• _PROBLEM_:
Pick out the lines containing "auec".

------ SOURCE MATERIAL

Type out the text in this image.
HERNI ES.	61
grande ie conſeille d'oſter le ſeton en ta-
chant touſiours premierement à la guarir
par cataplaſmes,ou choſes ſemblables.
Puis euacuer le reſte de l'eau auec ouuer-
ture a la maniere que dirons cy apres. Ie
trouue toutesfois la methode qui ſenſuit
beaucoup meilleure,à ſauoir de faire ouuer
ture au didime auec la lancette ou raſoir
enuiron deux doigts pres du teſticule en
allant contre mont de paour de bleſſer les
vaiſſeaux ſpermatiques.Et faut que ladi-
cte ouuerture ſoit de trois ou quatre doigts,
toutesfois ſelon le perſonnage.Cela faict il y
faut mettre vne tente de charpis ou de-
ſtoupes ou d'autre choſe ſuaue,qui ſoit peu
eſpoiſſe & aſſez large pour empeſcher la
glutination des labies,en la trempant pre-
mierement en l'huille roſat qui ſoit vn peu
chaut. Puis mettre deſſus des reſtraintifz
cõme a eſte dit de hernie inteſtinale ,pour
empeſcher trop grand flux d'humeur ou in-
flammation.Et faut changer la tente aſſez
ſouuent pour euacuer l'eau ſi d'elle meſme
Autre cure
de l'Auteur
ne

------------

• _TASK RESULT_:
Puis euacuer le reſte de l'eau auec ouuer-
ture au didime auec la lancette ou raſoir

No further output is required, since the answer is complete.